- [GIVEN INSTRUCTION]:
Emit the entire listing verbatim.
>> BEGIN DATA TO PROCESS
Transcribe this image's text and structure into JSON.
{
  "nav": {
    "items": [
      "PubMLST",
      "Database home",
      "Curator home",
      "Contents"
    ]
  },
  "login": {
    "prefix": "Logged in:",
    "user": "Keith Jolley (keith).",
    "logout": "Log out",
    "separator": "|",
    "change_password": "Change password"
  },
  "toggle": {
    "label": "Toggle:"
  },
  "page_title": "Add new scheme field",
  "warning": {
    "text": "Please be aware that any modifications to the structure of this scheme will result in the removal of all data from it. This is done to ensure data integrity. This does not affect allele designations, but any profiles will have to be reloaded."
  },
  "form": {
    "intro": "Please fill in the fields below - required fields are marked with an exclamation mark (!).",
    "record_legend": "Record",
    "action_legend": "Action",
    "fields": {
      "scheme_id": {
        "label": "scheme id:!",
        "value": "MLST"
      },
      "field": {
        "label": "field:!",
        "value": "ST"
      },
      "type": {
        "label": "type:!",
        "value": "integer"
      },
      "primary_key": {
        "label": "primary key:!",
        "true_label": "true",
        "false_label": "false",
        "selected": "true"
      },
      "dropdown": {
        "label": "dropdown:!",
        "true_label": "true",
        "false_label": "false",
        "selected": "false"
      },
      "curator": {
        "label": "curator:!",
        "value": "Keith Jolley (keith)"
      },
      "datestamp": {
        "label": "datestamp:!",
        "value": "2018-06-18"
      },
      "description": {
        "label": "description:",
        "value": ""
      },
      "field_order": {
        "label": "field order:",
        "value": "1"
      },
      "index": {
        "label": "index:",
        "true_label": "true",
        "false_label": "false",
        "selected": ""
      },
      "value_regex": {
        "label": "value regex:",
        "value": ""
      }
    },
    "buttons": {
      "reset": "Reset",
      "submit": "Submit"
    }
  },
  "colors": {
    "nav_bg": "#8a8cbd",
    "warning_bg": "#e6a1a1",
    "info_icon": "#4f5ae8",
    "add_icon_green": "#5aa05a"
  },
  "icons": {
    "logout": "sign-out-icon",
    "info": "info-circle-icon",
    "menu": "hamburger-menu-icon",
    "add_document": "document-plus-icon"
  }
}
>> END DATA TO PROCESS
- [FULL RESPONSE]:
Transcribe this image's text and structure into JSON.
{
  "nav": {
    "items": [
      "PubMLST",
      "Database home",
      "Curator home",
      "Contents"
    ]
  },
  "login": {
    "prefix": "Logged in:",
    "user": "Keith Jolley (keith).",
    "logout": "Log out",
    "separator": "|",
    "change_password": "Change password"
  },
  "toggle": {
    "label": "Toggle:"
  },
  "page_title": "Add new scheme field",
  "warning": {
    "text": "Please be aware that any modifications to the structure of this scheme will result in the removal of all data from it. This is done to ensure data integrity. This does not affect allele designations, but any profiles will have to be reloaded."
  },
  "form": {
    "intro": "Please fill in the fields below - required fields are marked with an exclamation mark (!).",
    "record_legend": "Record",
    "action_legend": "Action",
    "fields": {
      "scheme_id": {
        "label": "scheme id:!",
        "value": "MLST"
      },
      "field": {
        "label": "field:!",
        "value": "ST"
      },
      "type": {
        "label": "type:!",
        "value": "integer"
      },
      "primary_key": {
        "label": "primary key:!",
        "true_label": "true",
        "false_label": "false",
        "selected": "true"
      },
      "dropdown": {
        "label": "dropdown:!",
        "true_label": "true",
        "false_label": "false",
        "selected": "false"
      },
      "curator": {
        "label": "curator:!",
        "value": "Keith Jolley (keith)"
      },
      "datestamp": {
        "label": "datestamp:!",
        "value": "2018-06-18"
      },
      "description": {
        "label": "description:",
        "value": ""
      },
      "field_order": {
        "label": "field order:",
        "value": "1"
      },
      "index": {
        "label": "index:",
        "true_label": "true",
        "false_label": "false",
        "selected": ""
      },
      "value_regex": {
        "label": "value regex:",
        "value": ""
      }
    },
    "buttons": {
      "reset": "Reset",
      "submit": "Submit"
    }
  },
  "colors": {
    "nav_bg": "#8a8cbd",
    "warning_bg": "#e6a1a1",
    "info_icon": "#4f5ae8",
    "add_icon_green": "#5aa05a"
  },
  "icons": {
    "logout": "sign-out-icon",
    "info": "info-circle-icon",
    "menu": "hamburger-menu-icon",
    "add_document": "document-plus-icon"
  }
}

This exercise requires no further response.